### Task objective
Copy out the records below line for line, leaving out the pictures.

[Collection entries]
------------------------------------

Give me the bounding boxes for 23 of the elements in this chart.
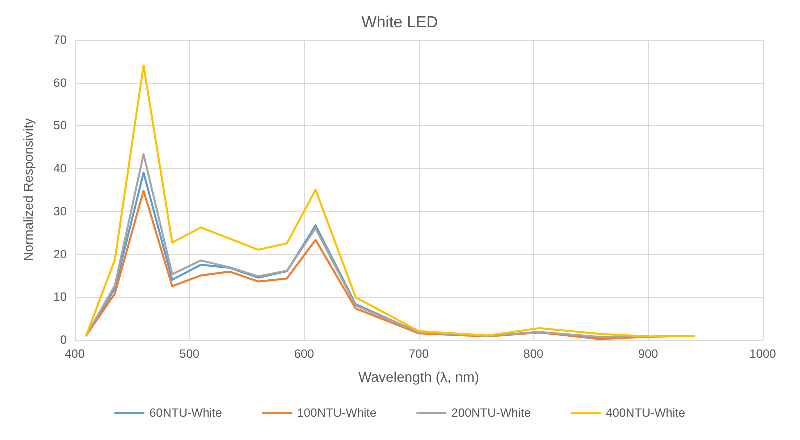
x-tick-label: 600: [294, 347, 315, 361]
x-tick-label: 500: [180, 347, 200, 361]
y-tick-label: 50: [54, 118, 68, 133]
y-tick-label: 40: [54, 162, 68, 176]
x-tick-label: 1000: [750, 347, 777, 361]
x-tick-label: 700: [408, 347, 430, 361]
y-tick-label: 10: [54, 290, 68, 304]
y-axis-title: Normalized Responsivity: [21, 118, 36, 262]
chart-title: White LED: [362, 14, 438, 32]
x-axis-title: Wavelength (λ, nm): [358, 369, 480, 385]
x-tick-label: 800: [524, 347, 544, 361]
x-tick-label: 900: [638, 347, 659, 361]
legend-label: 100NTU-White: [297, 406, 377, 420]
y-tick-label: 0: [60, 333, 68, 347]
y-tick-label: 70: [54, 33, 68, 47]
x-tick-label: 400: [64, 347, 86, 361]
line-series: [85, 64, 696, 338]
legend-label: 200NTU-White: [452, 406, 532, 420]
y-tick-label: 60: [54, 76, 68, 90]
y-tick-label: 30: [54, 204, 68, 218]
legend-label: 400NTU-White: [606, 406, 686, 420]
legend-label: 60NTU-White: [150, 406, 223, 420]
y-tick-label: 20: [54, 247, 68, 262]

------------------------------------

### Solution
Give me the bounding boxes for 23 of the elements in this chart.
x-tick-label: 600: [294, 347, 315, 361]
x-tick-label: 500: [180, 347, 200, 361]
y-tick-label: 50: [54, 118, 68, 133]
y-tick-label: 40: [54, 162, 68, 176]
x-tick-label: 1000: [750, 347, 777, 361]
x-tick-label: 700: [408, 347, 430, 361]
y-tick-label: 10: [54, 290, 68, 304]
y-axis-title: Normalized Responsivity: [21, 118, 36, 262]
chart-title: White LED: [362, 14, 438, 32]
x-axis-title: Wavelength (λ, nm): [358, 369, 480, 385]
x-tick-label: 800: [524, 347, 544, 361]
x-tick-label: 900: [638, 347, 659, 361]
legend-label: 100NTU-White: [297, 406, 377, 420]
y-tick-label: 0: [60, 333, 68, 347]
y-tick-label: 70: [54, 33, 68, 47]
x-tick-label: 400: [64, 347, 86, 361]
line-series: [85, 64, 696, 338]
legend-label: 200NTU-White: [452, 406, 532, 420]
y-tick-label: 60: [54, 76, 68, 90]
y-tick-label: 30: [54, 204, 68, 218]
legend-label: 400NTU-White: [606, 406, 686, 420]
legend-label: 60NTU-White: [150, 406, 223, 420]
y-tick-label: 20: [54, 247, 68, 262]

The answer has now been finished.